(Source data Opens)
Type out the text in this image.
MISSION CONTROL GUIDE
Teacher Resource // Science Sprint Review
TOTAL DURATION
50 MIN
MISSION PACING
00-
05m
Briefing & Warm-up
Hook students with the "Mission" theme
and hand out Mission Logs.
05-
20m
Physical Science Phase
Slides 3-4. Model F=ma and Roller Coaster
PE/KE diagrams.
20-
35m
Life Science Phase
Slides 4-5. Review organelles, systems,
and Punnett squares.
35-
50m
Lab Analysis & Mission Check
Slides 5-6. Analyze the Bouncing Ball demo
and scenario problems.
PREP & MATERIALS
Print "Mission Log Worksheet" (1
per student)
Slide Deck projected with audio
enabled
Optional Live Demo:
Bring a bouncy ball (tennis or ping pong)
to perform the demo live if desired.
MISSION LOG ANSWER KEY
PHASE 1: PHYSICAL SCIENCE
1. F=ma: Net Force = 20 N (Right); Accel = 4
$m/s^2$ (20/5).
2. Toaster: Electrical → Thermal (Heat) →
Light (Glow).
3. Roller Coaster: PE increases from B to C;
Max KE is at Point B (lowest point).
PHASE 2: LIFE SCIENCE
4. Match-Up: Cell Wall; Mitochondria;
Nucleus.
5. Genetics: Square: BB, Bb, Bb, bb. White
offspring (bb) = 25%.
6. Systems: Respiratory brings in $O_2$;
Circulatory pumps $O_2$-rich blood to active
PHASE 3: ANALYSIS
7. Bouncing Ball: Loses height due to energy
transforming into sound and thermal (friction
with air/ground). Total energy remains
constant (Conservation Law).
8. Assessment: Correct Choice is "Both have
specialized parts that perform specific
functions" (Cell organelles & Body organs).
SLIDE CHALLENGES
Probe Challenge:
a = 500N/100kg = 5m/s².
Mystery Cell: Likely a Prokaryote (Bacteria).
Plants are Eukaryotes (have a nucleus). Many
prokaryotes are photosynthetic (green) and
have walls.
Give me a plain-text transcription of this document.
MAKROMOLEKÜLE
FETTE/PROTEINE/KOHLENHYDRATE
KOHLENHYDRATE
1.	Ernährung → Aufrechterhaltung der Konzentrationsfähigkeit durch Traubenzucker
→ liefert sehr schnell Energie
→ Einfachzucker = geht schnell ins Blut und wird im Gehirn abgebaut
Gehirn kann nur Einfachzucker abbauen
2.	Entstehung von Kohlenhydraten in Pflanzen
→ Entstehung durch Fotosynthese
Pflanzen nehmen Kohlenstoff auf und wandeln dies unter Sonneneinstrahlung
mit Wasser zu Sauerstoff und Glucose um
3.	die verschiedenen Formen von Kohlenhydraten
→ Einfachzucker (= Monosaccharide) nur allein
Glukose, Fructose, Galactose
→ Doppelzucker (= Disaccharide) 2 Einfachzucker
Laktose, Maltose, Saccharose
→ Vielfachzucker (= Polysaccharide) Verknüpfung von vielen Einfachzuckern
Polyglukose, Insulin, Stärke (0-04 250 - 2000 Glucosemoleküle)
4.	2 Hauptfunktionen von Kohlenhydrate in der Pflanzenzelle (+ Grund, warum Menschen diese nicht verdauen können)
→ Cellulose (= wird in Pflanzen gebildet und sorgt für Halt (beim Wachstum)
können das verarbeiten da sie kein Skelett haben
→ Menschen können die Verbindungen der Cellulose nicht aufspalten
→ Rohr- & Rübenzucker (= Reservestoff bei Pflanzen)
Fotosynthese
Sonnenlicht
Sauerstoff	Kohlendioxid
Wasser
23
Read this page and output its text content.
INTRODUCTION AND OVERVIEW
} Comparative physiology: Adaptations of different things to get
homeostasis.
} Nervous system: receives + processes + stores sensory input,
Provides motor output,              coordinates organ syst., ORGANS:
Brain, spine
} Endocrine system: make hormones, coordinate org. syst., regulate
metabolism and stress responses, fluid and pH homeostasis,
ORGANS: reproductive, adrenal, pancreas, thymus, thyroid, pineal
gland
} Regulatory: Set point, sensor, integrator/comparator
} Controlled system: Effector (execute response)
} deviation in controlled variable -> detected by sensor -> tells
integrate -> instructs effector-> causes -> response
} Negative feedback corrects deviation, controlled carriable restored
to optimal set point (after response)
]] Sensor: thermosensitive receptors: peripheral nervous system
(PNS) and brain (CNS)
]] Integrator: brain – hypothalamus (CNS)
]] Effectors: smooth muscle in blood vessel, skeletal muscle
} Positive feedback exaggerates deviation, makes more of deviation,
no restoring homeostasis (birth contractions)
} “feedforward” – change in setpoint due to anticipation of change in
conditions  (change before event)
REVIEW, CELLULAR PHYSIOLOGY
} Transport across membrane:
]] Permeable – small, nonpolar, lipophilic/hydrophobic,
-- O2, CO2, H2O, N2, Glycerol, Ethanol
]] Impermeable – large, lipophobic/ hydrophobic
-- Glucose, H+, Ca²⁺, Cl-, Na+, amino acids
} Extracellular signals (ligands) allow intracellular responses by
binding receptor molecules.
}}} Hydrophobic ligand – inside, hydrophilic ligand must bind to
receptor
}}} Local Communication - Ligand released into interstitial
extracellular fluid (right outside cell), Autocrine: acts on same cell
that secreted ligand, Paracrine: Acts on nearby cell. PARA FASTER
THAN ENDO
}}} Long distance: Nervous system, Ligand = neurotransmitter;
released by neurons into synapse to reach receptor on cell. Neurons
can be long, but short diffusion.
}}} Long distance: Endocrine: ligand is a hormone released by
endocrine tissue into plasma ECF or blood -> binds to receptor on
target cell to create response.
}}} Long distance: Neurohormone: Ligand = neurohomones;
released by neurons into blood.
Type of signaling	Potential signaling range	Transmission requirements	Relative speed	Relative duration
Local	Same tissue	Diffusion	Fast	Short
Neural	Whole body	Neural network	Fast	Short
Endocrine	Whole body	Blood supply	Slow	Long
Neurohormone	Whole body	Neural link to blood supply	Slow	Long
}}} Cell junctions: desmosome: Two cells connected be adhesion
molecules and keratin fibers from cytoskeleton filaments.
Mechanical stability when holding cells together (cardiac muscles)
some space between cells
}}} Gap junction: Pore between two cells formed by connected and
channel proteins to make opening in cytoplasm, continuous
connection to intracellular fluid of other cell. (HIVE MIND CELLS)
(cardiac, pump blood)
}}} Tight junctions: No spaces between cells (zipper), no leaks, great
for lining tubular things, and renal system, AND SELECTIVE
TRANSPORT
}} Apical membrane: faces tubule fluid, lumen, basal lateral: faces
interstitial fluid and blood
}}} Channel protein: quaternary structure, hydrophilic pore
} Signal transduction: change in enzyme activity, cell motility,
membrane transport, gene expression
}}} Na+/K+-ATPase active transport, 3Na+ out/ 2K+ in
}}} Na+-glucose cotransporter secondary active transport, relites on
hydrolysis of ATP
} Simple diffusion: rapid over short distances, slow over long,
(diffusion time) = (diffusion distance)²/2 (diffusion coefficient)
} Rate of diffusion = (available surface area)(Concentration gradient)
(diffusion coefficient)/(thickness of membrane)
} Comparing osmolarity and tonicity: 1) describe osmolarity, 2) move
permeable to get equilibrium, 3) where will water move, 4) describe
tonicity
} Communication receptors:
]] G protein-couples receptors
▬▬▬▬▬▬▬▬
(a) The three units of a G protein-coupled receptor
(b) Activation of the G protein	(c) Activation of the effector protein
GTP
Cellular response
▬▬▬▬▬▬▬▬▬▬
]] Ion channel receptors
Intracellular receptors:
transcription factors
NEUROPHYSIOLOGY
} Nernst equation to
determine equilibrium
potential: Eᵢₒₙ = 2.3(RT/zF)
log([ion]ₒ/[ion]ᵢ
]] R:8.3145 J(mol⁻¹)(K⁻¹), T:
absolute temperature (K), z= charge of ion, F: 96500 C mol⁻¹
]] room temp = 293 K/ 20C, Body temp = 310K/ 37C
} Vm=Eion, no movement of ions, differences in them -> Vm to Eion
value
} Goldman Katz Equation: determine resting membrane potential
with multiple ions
(Source data Closes)
### Your task
Check each line above for the string "describe", then copy the ones that have it.

### Answer to the problem
} Comparing osmolarity and tonicity: 1) describe osmolarity, 2) move
permeable to get equilibrium, 3) where will water move, 4) describe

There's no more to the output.